BEGIN STORED ROWS

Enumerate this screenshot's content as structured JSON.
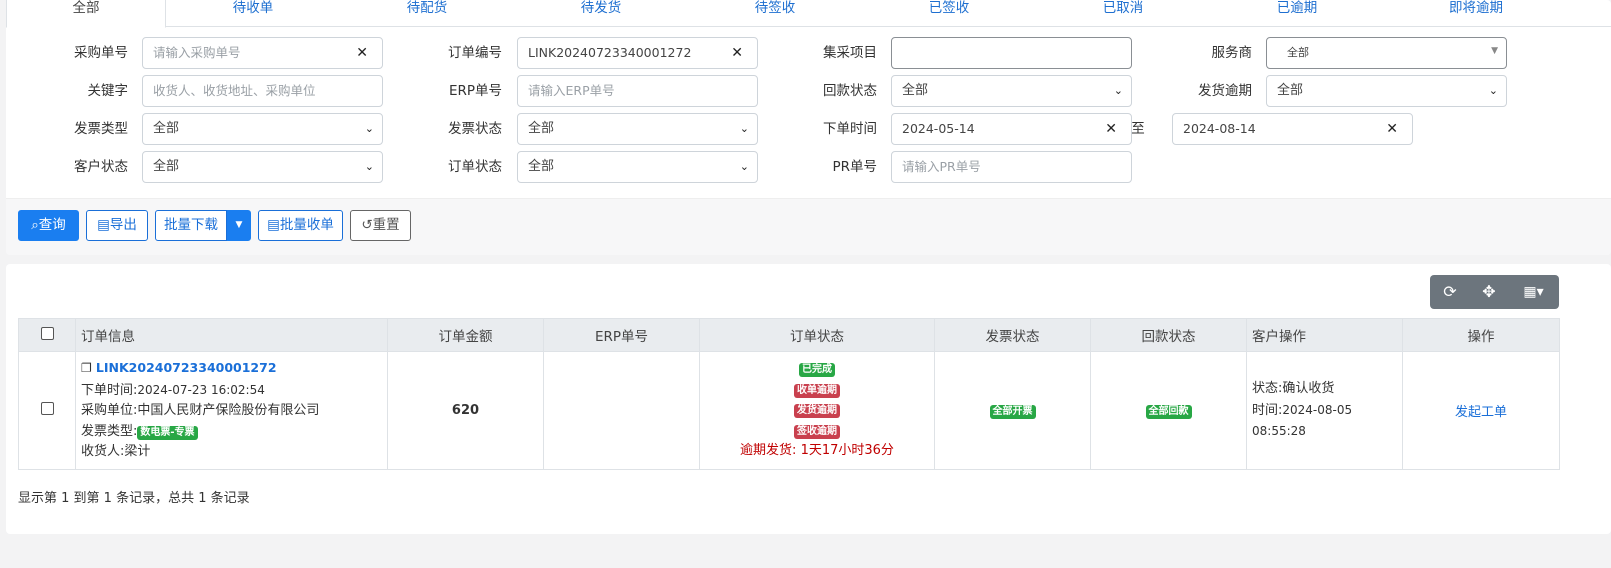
{
  "tabs": [
    "全部",
    "待收单",
    "待配货",
    "待发货",
    "待签收",
    "已签收",
    "已取消",
    "已逾期",
    "即将逾期"
  ],
  "filters": {
    "po_no": {
      "label": "采购单号",
      "placeholder": "请输入采购单号"
    },
    "order_no": {
      "label": "订单编号",
      "value": "LINK20240723340001272"
    },
    "project": {
      "label": "集采项目",
      "value": ""
    },
    "provider": {
      "label": "服务商",
      "value": "全部"
    },
    "keyword": {
      "label": "关键字",
      "placeholder": "收货人、收货地址、采购单位"
    },
    "erp_no": {
      "label": "ERP单号",
      "placeholder": "请输入ERP单号"
    },
    "payback_status": {
      "label": "回款状态",
      "value": "全部"
    },
    "ship_overdue": {
      "label": "发货逾期",
      "value": "全部"
    },
    "invoice_type": {
      "label": "发票类型",
      "value": "全部"
    },
    "invoice_status": {
      "label": "发票状态",
      "value": "全部"
    },
    "order_time": {
      "label": "下单时间",
      "start": "2024-05-14",
      "to": "至",
      "end": "2024-08-14"
    },
    "customer_status": {
      "label": "客户状态",
      "value": "全部"
    },
    "order_status": {
      "label": "订单状态",
      "value": "全部"
    },
    "pr_no": {
      "label": "PR单号",
      "placeholder": "请输入PR单号"
    }
  },
  "buttons": {
    "query": "查询",
    "export": "导出",
    "batch_download": "批量下载",
    "batch_receive": "批量收单",
    "reset": "重置"
  },
  "table": {
    "headers": [
      "订单信息",
      "订单金额",
      "ERP单号",
      "订单状态",
      "发票状态",
      "回款状态",
      "客户操作",
      "操作"
    ],
    "row": {
      "order_no": "LINK20240723340001272",
      "order_time_label": "下单时间:",
      "order_time": "2024-07-23 16:02:54",
      "buyer_label": "采购单位:",
      "buyer": "中国人民财产保险股份有限公司",
      "invoice_type_label": "发票类型:",
      "invoice_type": "数电票-专票",
      "receiver_label": "收货人:",
      "receiver": "梁计",
      "amount": "620",
      "erp_no": "",
      "status_badges": [
        "已完成",
        "收单逾期",
        "发货逾期",
        "签收逾期"
      ],
      "overdue_text": "逾期发货:",
      "overdue_duration": "1天17小时36分",
      "invoice_status": "全部开票",
      "payback_status": "全部回款",
      "customer_state_label": "状态:",
      "customer_state": "确认收货",
      "customer_time_label": "时间:",
      "customer_time": "2024-08-05",
      "customer_time2": "08:55:28",
      "action": "发起工单"
    }
  },
  "summary": "显示第 1 到第 1 条记录，总共 1 条记录",
  "colors": {
    "primary": "#1a7ef0",
    "success": "#28a745",
    "danger": "#c9404e",
    "overdue_text": "#c00000"
  }
}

END STORED ROWS

Repeat the listing in full and exactly. Do not include any images.

Enumerate this screenshot's content as structured JSON.
{
  "tabs": [
    "全部",
    "待收单",
    "待配货",
    "待发货",
    "待签收",
    "已签收",
    "已取消",
    "已逾期",
    "即将逾期"
  ],
  "filters": {
    "po_no": {
      "label": "采购单号",
      "placeholder": "请输入采购单号"
    },
    "order_no": {
      "label": "订单编号",
      "value": "LINK20240723340001272"
    },
    "project": {
      "label": "集采项目",
      "value": ""
    },
    "provider": {
      "label": "服务商",
      "value": "全部"
    },
    "keyword": {
      "label": "关键字",
      "placeholder": "收货人、收货地址、采购单位"
    },
    "erp_no": {
      "label": "ERP单号",
      "placeholder": "请输入ERP单号"
    },
    "payback_status": {
      "label": "回款状态",
      "value": "全部"
    },
    "ship_overdue": {
      "label": "发货逾期",
      "value": "全部"
    },
    "invoice_type": {
      "label": "发票类型",
      "value": "全部"
    },
    "invoice_status": {
      "label": "发票状态",
      "value": "全部"
    },
    "order_time": {
      "label": "下单时间",
      "start": "2024-05-14",
      "to": "至",
      "end": "2024-08-14"
    },
    "customer_status": {
      "label": "客户状态",
      "value": "全部"
    },
    "order_status": {
      "label": "订单状态",
      "value": "全部"
    },
    "pr_no": {
      "label": "PR单号",
      "placeholder": "请输入PR单号"
    }
  },
  "buttons": {
    "query": "查询",
    "export": "导出",
    "batch_download": "批量下载",
    "batch_receive": "批量收单",
    "reset": "重置"
  },
  "table": {
    "headers": [
      "订单信息",
      "订单金额",
      "ERP单号",
      "订单状态",
      "发票状态",
      "回款状态",
      "客户操作",
      "操作"
    ],
    "row": {
      "order_no": "LINK20240723340001272",
      "order_time_label": "下单时间:",
      "order_time": "2024-07-23 16:02:54",
      "buyer_label": "采购单位:",
      "buyer": "中国人民财产保险股份有限公司",
      "invoice_type_label": "发票类型:",
      "invoice_type": "数电票-专票",
      "receiver_label": "收货人:",
      "receiver": "梁计",
      "amount": "620",
      "erp_no": "",
      "status_badges": [
        "已完成",
        "收单逾期",
        "发货逾期",
        "签收逾期"
      ],
      "overdue_text": "逾期发货:",
      "overdue_duration": "1天17小时36分",
      "invoice_status": "全部开票",
      "payback_status": "全部回款",
      "customer_state_label": "状态:",
      "customer_state": "确认收货",
      "customer_time_label": "时间:",
      "customer_time": "2024-08-05",
      "customer_time2": "08:55:28",
      "action": "发起工单"
    }
  },
  "summary": "显示第 1 到第 1 条记录，总共 1 条记录",
  "colors": {
    "primary": "#1a7ef0",
    "success": "#28a745",
    "danger": "#c9404e",
    "overdue_text": "#c00000"
  }
}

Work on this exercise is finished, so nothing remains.